● Description of the task
Work through the data below line by line and say how many lines hold "close"; give only the number.
————
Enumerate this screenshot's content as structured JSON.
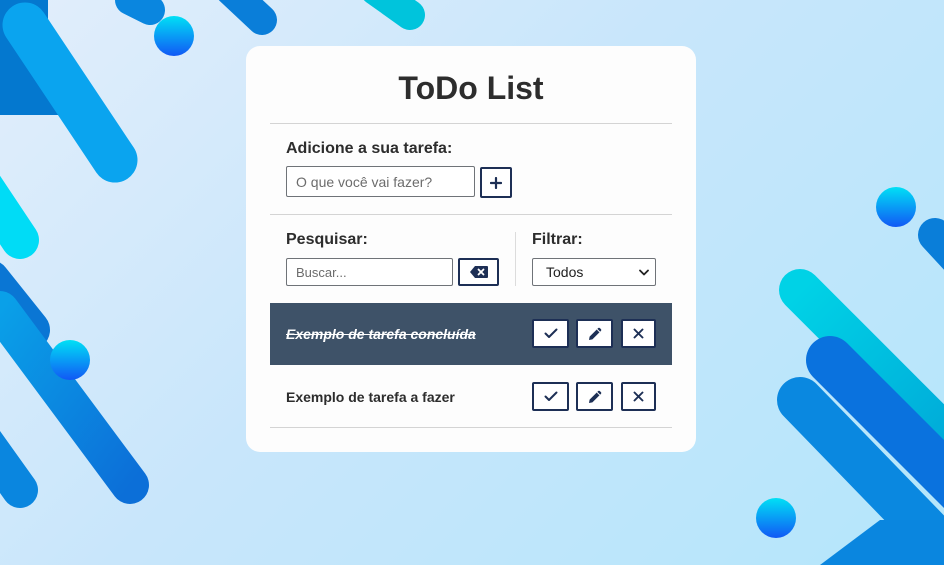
{
  "app": {
    "title": "ToDo List"
  },
  "add": {
    "label": "Adicione a sua tarefa:",
    "input_placeholder": "O que você vai fazer?",
    "input_value": "",
    "button_icon": "plus-icon"
  },
  "search": {
    "label": "Pesquisar:",
    "input_placeholder": "Buscar...",
    "input_value": "",
    "clear_icon": "backspace-icon"
  },
  "filter": {
    "label": "Filtrar:",
    "selected": "Todos",
    "icon": "chevron-down-icon"
  },
  "todos": [
    {
      "text": "Exemplo de tarefa concluída",
      "done": true,
      "actions": [
        "check-icon",
        "pencil-icon",
        "close-icon"
      ]
    },
    {
      "text": "Exemplo de tarefa a fazer",
      "done": false,
      "actions": [
        "check-icon",
        "pencil-icon",
        "close-icon"
      ]
    }
  ],
  "colors": {
    "accent": "#1d2f55",
    "done_row_bg": "#3e5268",
    "card_bg": "#fdfdfd",
    "background_light": "#c8e6fb",
    "blob_blue": "#0587da",
    "blob_cyan": "#00c0d8",
    "circle_top": "#00e0f5",
    "circle_bottom": "#1158f5"
  }
}
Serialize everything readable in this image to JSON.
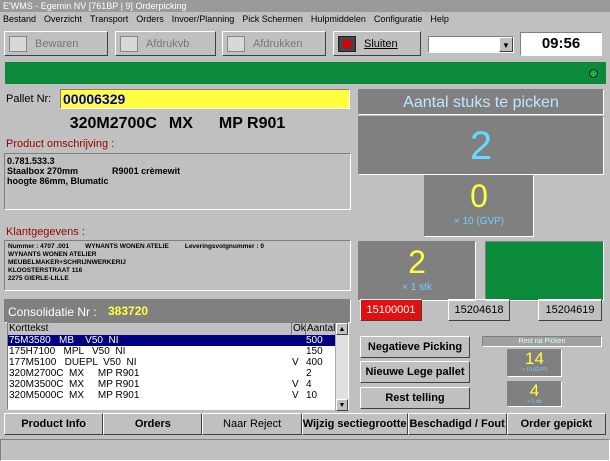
{
  "window": {
    "title": "E'WMS - Egemin NV [761BP | 9] Orderpicking"
  },
  "menu": [
    "Bestand",
    "Overzicht",
    "Transport",
    "Orders",
    "Invoer/Planning",
    "Pick Schermen",
    "Hulpmiddelen",
    "Configuratie",
    "Help"
  ],
  "toolbar": {
    "save": "Bewaren",
    "print_preview": "Afdrukvb",
    "print": "Afdrukken",
    "close": "Sluiten",
    "clock": "09:56"
  },
  "pallet": {
    "label": "Pallet Nr:",
    "value": "00006329"
  },
  "article": {
    "code": "320M2700C",
    "unit": "MX",
    "variant": "MP R901"
  },
  "description": {
    "title": "Product omschrijving :",
    "line1": "0.781.533.3",
    "line2a": "Staalbox 270mm",
    "line2b": "R9001 crèmewit",
    "line3": "hoogte 86mm, Blumatic"
  },
  "customer": {
    "title": "Klantgegevens :",
    "number": "Nummer : 4707 .001",
    "name_inline": "WYNANTS WONEN ATELIE",
    "delivery": "Leveringsvolgnummer : 0",
    "line2": "WYNANTS WONEN ATELIER",
    "line3": "MEUBELMAKER+SCHRIJNWERKERIJ",
    "line4": "KLOOSTERSTRAAT 116",
    "line5": "2275 GIERLE-LILLE"
  },
  "consolidation": {
    "label": "Consolidatie Nr :",
    "value": "383720"
  },
  "table": {
    "headers": [
      "Korttekst",
      "Ok",
      "Aantal"
    ],
    "rows": [
      {
        "text": "75M3580   MB    V50  NI",
        "ok": "",
        "qty": "500"
      },
      {
        "text": "175H7100   MPL   V50  NI",
        "ok": "",
        "qty": "150"
      },
      {
        "text": "177M5100   DUEPL  V50  NI",
        "ok": "V",
        "qty": "400"
      },
      {
        "text": "320M2700C  MX     MP R901",
        "ok": "",
        "qty": "2"
      },
      {
        "text": "320M3500C  MX     MP R901",
        "ok": "V",
        "qty": "4"
      },
      {
        "text": "320M5000C  MX     MP R901",
        "ok": "V",
        "qty": "10"
      }
    ]
  },
  "pick": {
    "title": "Aantal stuks te picken",
    "total": "2",
    "gvp_qty": "0",
    "gvp_label": "× 10 (GVP)",
    "stk_qty": "2",
    "stk_label": "× 1 stk"
  },
  "locations": [
    "15100001",
    "15204618",
    "15204619"
  ],
  "actions": {
    "negative": "Negatieve Picking",
    "new_pallet": "Nieuwe Lege pallet",
    "rest_count": "Rest telling"
  },
  "rest": {
    "label": "Rest na Picken",
    "gvp_qty": "14",
    "gvp_label": "× 10 (GVP)",
    "stk_qty": "4",
    "stk_label": "× 1 stk"
  },
  "bottom": [
    "Product Info",
    "Orders",
    "Naar Reject",
    "Wijzig sectiegrootte",
    "Beschadigd / Fout",
    "Order gepickt"
  ],
  "colors": {
    "green": "#0a8a3a",
    "yellow": "#ffff40",
    "red": "#e01010",
    "selection": "#000080"
  }
}
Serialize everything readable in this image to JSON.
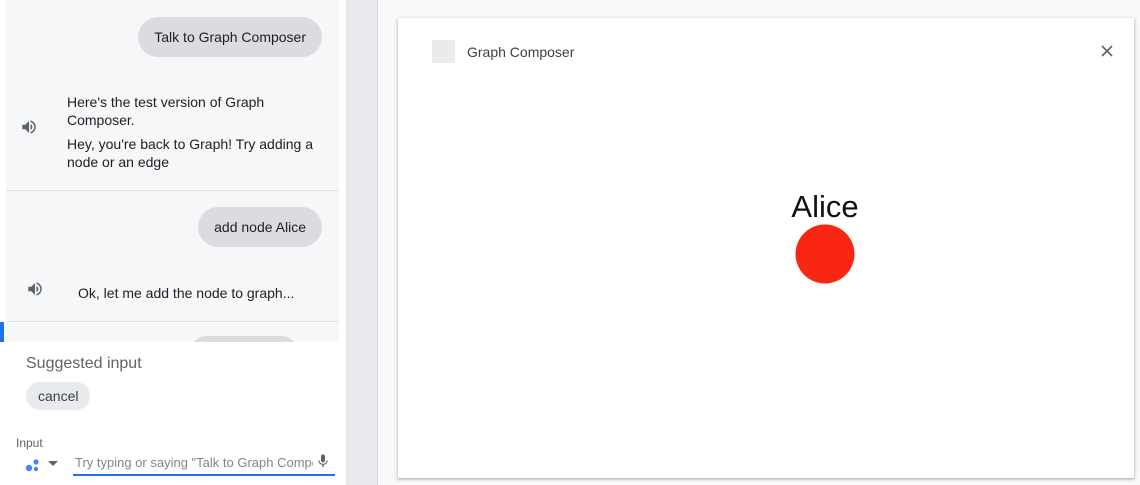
{
  "chat": {
    "messages": [
      {
        "role": "user",
        "text": "Talk to Graph Composer"
      },
      {
        "role": "agent",
        "lines": [
          "Here's the test version of Graph",
          "Composer.",
          "Hey, you're back to Graph! Try adding a",
          "node or an edge"
        ]
      },
      {
        "role": "user",
        "text": "add node Alice"
      },
      {
        "role": "agent",
        "lines": [
          "Ok, let me add the node to graph..."
        ]
      }
    ]
  },
  "suggestions": {
    "title": "Suggested input",
    "chips": [
      "cancel"
    ]
  },
  "input": {
    "label": "Input",
    "placeholder": "Try typing or saying \"Talk to Graph Composer\""
  },
  "app": {
    "title": "Graph Composer",
    "close_icon": "close-icon"
  },
  "graph": {
    "nodes": [
      {
        "label": "Alice",
        "color": "#f92613"
      }
    ]
  }
}
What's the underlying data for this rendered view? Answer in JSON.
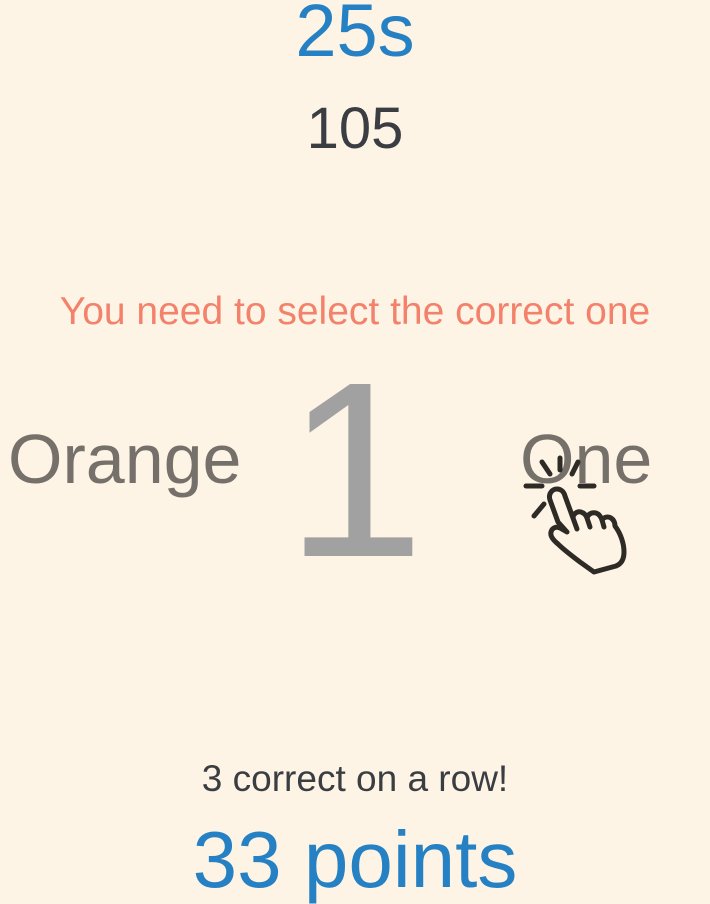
{
  "timer": "25s",
  "score": "105",
  "instruction": "You need to select the correct one",
  "big_digit": "1",
  "options": {
    "left": "Orange",
    "right": "One"
  },
  "streak": "3 correct on a row!",
  "points": "33 points",
  "colors": {
    "background": "#fdf4e5",
    "accent_blue": "#2581c4",
    "instruction_coral": "#f3826c",
    "dark_text": "#3a3d41",
    "option_text": "#76706a",
    "digit_gray": "#a1a1a1"
  },
  "icons": {
    "hint_cursor": "tap-hand-icon"
  }
}
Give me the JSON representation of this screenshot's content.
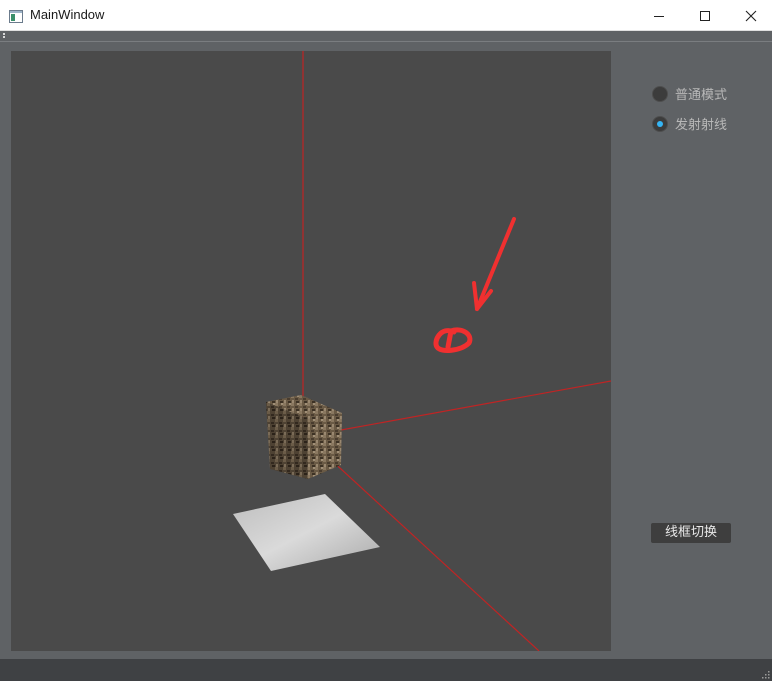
————
● Task output
4